→ Written request
Copy every line of the listing exactly.

→ Materials provided
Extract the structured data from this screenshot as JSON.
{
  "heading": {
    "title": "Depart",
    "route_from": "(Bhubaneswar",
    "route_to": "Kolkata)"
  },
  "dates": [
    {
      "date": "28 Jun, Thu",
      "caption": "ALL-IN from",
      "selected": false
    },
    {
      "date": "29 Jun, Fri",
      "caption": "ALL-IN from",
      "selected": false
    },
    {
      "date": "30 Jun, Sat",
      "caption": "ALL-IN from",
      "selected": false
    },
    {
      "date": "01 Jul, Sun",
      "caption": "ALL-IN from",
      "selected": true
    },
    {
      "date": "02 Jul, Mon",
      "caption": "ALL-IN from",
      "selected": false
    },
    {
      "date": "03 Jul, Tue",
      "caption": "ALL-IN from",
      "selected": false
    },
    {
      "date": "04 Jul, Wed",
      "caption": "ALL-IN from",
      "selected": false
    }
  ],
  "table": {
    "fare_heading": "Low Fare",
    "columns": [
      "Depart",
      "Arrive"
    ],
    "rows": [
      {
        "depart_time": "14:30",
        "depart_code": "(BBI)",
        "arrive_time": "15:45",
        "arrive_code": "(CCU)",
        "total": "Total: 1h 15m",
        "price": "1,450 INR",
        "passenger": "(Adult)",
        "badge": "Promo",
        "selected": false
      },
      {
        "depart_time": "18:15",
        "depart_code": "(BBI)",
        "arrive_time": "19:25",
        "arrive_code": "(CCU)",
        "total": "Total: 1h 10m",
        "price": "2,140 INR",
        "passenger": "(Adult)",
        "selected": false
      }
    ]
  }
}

→ Result
Extract the structured data from this screenshot as JSON.
{
  "heading": {
    "title": "Depart",
    "route_from": "(Bhubaneswar",
    "route_to": "Kolkata)"
  },
  "dates": [
    {
      "date": "28 Jun, Thu",
      "caption": "ALL-IN from",
      "selected": false
    },
    {
      "date": "29 Jun, Fri",
      "caption": "ALL-IN from",
      "selected": false
    },
    {
      "date": "30 Jun, Sat",
      "caption": "ALL-IN from",
      "selected": false
    },
    {
      "date": "01 Jul, Sun",
      "caption": "ALL-IN from",
      "selected": true
    },
    {
      "date": "02 Jul, Mon",
      "caption": "ALL-IN from",
      "selected": false
    },
    {
      "date": "03 Jul, Tue",
      "caption": "ALL-IN from",
      "selected": false
    },
    {
      "date": "04 Jul, Wed",
      "caption": "ALL-IN from",
      "selected": false
    }
  ],
  "table": {
    "fare_heading": "Low Fare",
    "columns": [
      "Depart",
      "Arrive"
    ],
    "rows": [
      {
        "depart_time": "14:30",
        "depart_code": "(BBI)",
        "arrive_time": "15:45",
        "arrive_code": "(CCU)",
        "total": "Total: 1h 15m",
        "price": "1,450 INR",
        "passenger": "(Adult)",
        "badge": "Promo",
        "selected": false
      },
      {
        "depart_time": "18:15",
        "depart_code": "(BBI)",
        "arrive_time": "19:25",
        "arrive_code": "(CCU)",
        "total": "Total: 1h 10m",
        "price": "2,140 INR",
        "passenger": "(Adult)",
        "selected": false
      }
    ]
  }
}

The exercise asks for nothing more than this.